Exercise description
Reproduce the records below with each occurrence of "Song Link" changed to "Track Link" and every other line kept the same.

Extracted material
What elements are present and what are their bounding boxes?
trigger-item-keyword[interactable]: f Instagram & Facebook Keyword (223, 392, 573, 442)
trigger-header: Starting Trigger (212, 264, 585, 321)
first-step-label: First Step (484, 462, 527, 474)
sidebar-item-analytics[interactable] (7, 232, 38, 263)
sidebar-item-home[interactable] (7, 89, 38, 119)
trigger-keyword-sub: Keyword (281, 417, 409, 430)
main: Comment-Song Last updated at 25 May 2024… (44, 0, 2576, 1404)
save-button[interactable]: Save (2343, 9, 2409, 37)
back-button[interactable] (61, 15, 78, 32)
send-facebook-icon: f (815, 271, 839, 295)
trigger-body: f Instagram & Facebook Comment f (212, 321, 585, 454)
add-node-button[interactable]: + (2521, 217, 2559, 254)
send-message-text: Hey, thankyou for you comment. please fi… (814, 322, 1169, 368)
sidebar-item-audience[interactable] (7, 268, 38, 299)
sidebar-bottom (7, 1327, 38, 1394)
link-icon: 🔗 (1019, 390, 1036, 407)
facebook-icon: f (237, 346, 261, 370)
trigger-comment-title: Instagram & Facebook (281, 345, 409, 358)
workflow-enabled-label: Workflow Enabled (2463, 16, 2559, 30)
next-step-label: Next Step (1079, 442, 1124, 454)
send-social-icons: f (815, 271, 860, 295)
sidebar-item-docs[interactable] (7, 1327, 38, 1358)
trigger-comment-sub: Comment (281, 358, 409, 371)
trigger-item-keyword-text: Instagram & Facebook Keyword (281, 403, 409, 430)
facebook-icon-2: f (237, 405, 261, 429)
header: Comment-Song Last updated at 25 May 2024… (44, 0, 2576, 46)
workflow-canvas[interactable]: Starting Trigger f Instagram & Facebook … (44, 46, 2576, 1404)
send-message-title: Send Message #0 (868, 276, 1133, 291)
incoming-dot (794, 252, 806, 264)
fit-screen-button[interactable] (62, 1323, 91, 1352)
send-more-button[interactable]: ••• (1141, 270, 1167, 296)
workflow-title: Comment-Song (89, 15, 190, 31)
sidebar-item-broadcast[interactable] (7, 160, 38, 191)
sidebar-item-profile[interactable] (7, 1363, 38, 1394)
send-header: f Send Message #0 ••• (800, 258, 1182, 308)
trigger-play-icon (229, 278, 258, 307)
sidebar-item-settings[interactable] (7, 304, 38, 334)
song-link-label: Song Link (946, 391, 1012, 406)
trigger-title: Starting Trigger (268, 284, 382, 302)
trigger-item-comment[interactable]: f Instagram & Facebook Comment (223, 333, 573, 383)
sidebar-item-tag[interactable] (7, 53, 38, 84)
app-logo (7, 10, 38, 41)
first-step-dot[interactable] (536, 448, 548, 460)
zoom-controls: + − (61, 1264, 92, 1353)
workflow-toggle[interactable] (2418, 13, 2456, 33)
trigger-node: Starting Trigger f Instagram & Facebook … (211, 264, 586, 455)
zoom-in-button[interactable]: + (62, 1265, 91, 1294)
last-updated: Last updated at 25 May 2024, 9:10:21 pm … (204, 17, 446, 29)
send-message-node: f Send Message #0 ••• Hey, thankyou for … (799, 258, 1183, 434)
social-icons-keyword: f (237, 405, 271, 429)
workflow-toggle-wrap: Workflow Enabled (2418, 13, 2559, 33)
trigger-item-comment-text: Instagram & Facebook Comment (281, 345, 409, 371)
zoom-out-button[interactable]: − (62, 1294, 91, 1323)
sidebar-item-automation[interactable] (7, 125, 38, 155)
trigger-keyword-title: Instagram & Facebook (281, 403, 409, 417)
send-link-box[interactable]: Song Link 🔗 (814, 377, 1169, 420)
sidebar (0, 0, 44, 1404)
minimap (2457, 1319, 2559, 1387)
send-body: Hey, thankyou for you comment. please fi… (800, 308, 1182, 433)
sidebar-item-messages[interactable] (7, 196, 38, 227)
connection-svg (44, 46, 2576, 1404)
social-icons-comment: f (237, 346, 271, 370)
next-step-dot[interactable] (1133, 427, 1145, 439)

Solution to this task
What elements are present and what are their bounding boxes?
trigger-item-keyword[interactable]: f Instagram & Facebook Keyword (223, 392, 573, 442)
trigger-header: Starting Trigger (212, 264, 585, 321)
first-step-label: First Step (484, 462, 527, 474)
sidebar-item-analytics[interactable] (7, 232, 38, 263)
sidebar-item-home[interactable] (7, 89, 38, 119)
trigger-keyword-sub: Keyword (281, 417, 409, 430)
main: Comment-Song Last updated at 25 May 2024… (44, 0, 2576, 1404)
save-button[interactable]: Save (2343, 9, 2409, 37)
back-button[interactable] (61, 15, 78, 32)
send-facebook-icon: f (815, 271, 839, 295)
trigger-body: f Instagram & Facebook Comment f (212, 321, 585, 454)
add-node-button[interactable]: + (2521, 217, 2559, 254)
send-message-text: Hey, thankyou for you comment. please fi… (814, 322, 1169, 368)
sidebar-item-audience[interactable] (7, 268, 38, 299)
sidebar-bottom (7, 1327, 38, 1394)
link-icon: 🔗 (1019, 390, 1036, 407)
facebook-icon: f (237, 346, 261, 370)
trigger-comment-title: Instagram & Facebook (281, 345, 409, 358)
workflow-enabled-label: Workflow Enabled (2463, 16, 2559, 30)
next-step-label: Next Step (1079, 442, 1124, 454)
send-social-icons: f (815, 271, 860, 295)
sidebar-item-docs[interactable] (7, 1327, 38, 1358)
trigger-comment-sub: Comment (281, 358, 409, 371)
trigger-item-keyword-text: Instagram & Facebook Keyword (281, 403, 409, 430)
facebook-icon-2: f (237, 405, 261, 429)
header: Comment-Song Last updated at 25 May 2024… (44, 0, 2576, 46)
workflow-canvas[interactable]: Starting Trigger f Instagram & Facebook … (44, 46, 2576, 1404)
send-message-title: Send Message #0 (868, 276, 1133, 291)
incoming-dot (794, 252, 806, 264)
fit-screen-button[interactable] (62, 1323, 91, 1352)
send-more-button[interactable]: ••• (1141, 270, 1167, 296)
workflow-title: Comment-Song (89, 15, 190, 31)
sidebar-item-broadcast[interactable] (7, 160, 38, 191)
sidebar-item-profile[interactable] (7, 1363, 38, 1394)
send-header: f Send Message #0 ••• (800, 258, 1182, 308)
trigger-play-icon (229, 278, 258, 307)
sidebar-item-settings[interactable] (7, 304, 38, 334)
song-link-label: Track Link (946, 391, 1012, 406)
trigger-title: Starting Trigger (268, 284, 382, 302)
trigger-item-comment[interactable]: f Instagram & Facebook Comment (223, 333, 573, 383)
sidebar-item-tag[interactable] (7, 53, 38, 84)
app-logo (7, 10, 38, 41)
first-step-dot[interactable] (536, 448, 548, 460)
zoom-controls: + − (61, 1264, 92, 1353)
workflow-toggle[interactable] (2418, 13, 2456, 33)
trigger-node: Starting Trigger f Instagram & Facebook … (211, 264, 586, 455)
zoom-in-button[interactable]: + (62, 1265, 91, 1294)
last-updated: Last updated at 25 May 2024, 9:10:21 pm … (204, 17, 446, 29)
send-message-node: f Send Message #0 ••• Hey, thankyou for … (799, 258, 1183, 434)
social-icons-keyword: f (237, 405, 271, 429)
workflow-toggle-wrap: Workflow Enabled (2418, 13, 2559, 33)
trigger-item-comment-text: Instagram & Facebook Comment (281, 345, 409, 371)
zoom-out-button[interactable]: − (62, 1294, 91, 1323)
sidebar-item-automation[interactable] (7, 125, 38, 155)
trigger-keyword-title: Instagram & Facebook (281, 403, 409, 417)
send-link-box[interactable]: Track Link 🔗 (814, 377, 1169, 420)
sidebar (0, 0, 44, 1404)
minimap (2457, 1319, 2559, 1387)
send-body: Hey, thankyou for you comment. please fi… (800, 308, 1182, 433)
sidebar-item-messages[interactable] (7, 196, 38, 227)
connection-svg (44, 46, 2576, 1404)
social-icons-comment: f (237, 346, 271, 370)
next-step-dot[interactable] (1133, 427, 1145, 439)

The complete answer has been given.